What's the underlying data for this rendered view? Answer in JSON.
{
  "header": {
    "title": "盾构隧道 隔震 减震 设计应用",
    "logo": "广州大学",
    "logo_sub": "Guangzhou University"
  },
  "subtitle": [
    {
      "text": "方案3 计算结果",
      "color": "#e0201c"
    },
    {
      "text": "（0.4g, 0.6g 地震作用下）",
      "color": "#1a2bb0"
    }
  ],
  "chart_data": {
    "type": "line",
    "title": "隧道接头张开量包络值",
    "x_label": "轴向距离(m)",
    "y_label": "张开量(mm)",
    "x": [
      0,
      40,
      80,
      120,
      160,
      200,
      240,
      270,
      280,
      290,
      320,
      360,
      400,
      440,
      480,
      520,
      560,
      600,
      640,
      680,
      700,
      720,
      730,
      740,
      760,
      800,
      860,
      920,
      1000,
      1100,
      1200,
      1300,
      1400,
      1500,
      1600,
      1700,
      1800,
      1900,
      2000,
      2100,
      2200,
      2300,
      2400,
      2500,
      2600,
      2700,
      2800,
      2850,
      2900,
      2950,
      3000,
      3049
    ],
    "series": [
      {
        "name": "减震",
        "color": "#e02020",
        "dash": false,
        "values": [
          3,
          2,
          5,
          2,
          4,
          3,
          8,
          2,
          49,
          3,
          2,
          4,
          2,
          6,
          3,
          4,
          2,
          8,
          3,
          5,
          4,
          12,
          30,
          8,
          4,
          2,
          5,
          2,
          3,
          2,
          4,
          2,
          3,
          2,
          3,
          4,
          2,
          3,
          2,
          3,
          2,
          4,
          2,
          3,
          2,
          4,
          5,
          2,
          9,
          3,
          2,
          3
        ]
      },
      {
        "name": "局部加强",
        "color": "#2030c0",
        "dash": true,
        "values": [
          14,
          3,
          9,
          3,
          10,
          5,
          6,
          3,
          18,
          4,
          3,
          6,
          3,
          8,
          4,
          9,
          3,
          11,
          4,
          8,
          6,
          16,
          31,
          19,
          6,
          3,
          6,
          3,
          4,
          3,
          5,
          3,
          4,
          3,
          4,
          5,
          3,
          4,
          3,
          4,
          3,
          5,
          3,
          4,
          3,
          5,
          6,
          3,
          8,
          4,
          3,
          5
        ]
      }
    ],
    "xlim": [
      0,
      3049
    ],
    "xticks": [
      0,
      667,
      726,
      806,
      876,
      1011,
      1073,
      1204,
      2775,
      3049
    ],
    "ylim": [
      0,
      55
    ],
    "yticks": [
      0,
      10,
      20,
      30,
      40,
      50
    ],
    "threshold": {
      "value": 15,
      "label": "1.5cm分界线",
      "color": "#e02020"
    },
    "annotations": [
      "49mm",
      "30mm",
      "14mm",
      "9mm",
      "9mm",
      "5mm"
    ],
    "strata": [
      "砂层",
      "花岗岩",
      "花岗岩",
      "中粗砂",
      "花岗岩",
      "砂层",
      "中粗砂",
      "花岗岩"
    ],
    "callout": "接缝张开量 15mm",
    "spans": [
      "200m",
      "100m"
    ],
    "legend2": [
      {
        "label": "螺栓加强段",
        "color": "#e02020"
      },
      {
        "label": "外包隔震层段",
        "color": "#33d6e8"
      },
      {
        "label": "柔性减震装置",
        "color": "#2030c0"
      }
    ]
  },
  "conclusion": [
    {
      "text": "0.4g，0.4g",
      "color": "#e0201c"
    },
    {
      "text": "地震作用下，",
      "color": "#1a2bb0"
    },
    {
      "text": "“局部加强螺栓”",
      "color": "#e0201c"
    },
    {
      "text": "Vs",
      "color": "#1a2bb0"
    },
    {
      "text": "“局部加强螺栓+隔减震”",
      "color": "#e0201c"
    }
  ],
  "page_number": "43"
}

PROBLEM:
All of the entries should be written out again exactly.

WRITTEN RESPONSE:
What's the underlying data for this rendered view? Answer in JSON.
{
  "header": {
    "title": "盾构隧道 隔震 减震 设计应用",
    "logo": "广州大学",
    "logo_sub": "Guangzhou University"
  },
  "subtitle": [
    {
      "text": "方案3 计算结果",
      "color": "#e0201c"
    },
    {
      "text": "（0.4g, 0.6g 地震作用下）",
      "color": "#1a2bb0"
    }
  ],
  "chart_data": {
    "type": "line",
    "title": "隧道接头张开量包络值",
    "x_label": "轴向距离(m)",
    "y_label": "张开量(mm)",
    "x": [
      0,
      40,
      80,
      120,
      160,
      200,
      240,
      270,
      280,
      290,
      320,
      360,
      400,
      440,
      480,
      520,
      560,
      600,
      640,
      680,
      700,
      720,
      730,
      740,
      760,
      800,
      860,
      920,
      1000,
      1100,
      1200,
      1300,
      1400,
      1500,
      1600,
      1700,
      1800,
      1900,
      2000,
      2100,
      2200,
      2300,
      2400,
      2500,
      2600,
      2700,
      2800,
      2850,
      2900,
      2950,
      3000,
      3049
    ],
    "series": [
      {
        "name": "减震",
        "color": "#e02020",
        "dash": false,
        "values": [
          3,
          2,
          5,
          2,
          4,
          3,
          8,
          2,
          49,
          3,
          2,
          4,
          2,
          6,
          3,
          4,
          2,
          8,
          3,
          5,
          4,
          12,
          30,
          8,
          4,
          2,
          5,
          2,
          3,
          2,
          4,
          2,
          3,
          2,
          3,
          4,
          2,
          3,
          2,
          3,
          2,
          4,
          2,
          3,
          2,
          4,
          5,
          2,
          9,
          3,
          2,
          3
        ]
      },
      {
        "name": "局部加强",
        "color": "#2030c0",
        "dash": true,
        "values": [
          14,
          3,
          9,
          3,
          10,
          5,
          6,
          3,
          18,
          4,
          3,
          6,
          3,
          8,
          4,
          9,
          3,
          11,
          4,
          8,
          6,
          16,
          31,
          19,
          6,
          3,
          6,
          3,
          4,
          3,
          5,
          3,
          4,
          3,
          4,
          5,
          3,
          4,
          3,
          4,
          3,
          5,
          3,
          4,
          3,
          5,
          6,
          3,
          8,
          4,
          3,
          5
        ]
      }
    ],
    "xlim": [
      0,
      3049
    ],
    "xticks": [
      0,
      667,
      726,
      806,
      876,
      1011,
      1073,
      1204,
      2775,
      3049
    ],
    "ylim": [
      0,
      55
    ],
    "yticks": [
      0,
      10,
      20,
      30,
      40,
      50
    ],
    "threshold": {
      "value": 15,
      "label": "1.5cm分界线",
      "color": "#e02020"
    },
    "annotations": [
      "49mm",
      "30mm",
      "14mm",
      "9mm",
      "9mm",
      "5mm"
    ],
    "strata": [
      "砂层",
      "花岗岩",
      "花岗岩",
      "中粗砂",
      "花岗岩",
      "砂层",
      "中粗砂",
      "花岗岩"
    ],
    "callout": "接缝张开量 15mm",
    "spans": [
      "200m",
      "100m"
    ],
    "legend2": [
      {
        "label": "螺栓加强段",
        "color": "#e02020"
      },
      {
        "label": "外包隔震层段",
        "color": "#33d6e8"
      },
      {
        "label": "柔性减震装置",
        "color": "#2030c0"
      }
    ]
  },
  "conclusion": [
    {
      "text": "0.4g，0.4g",
      "color": "#e0201c"
    },
    {
      "text": "地震作用下，",
      "color": "#1a2bb0"
    },
    {
      "text": "“局部加强螺栓”",
      "color": "#e0201c"
    },
    {
      "text": "Vs",
      "color": "#1a2bb0"
    },
    {
      "text": "“局部加强螺栓+隔减震”",
      "color": "#e0201c"
    }
  ],
  "page_number": "43"
}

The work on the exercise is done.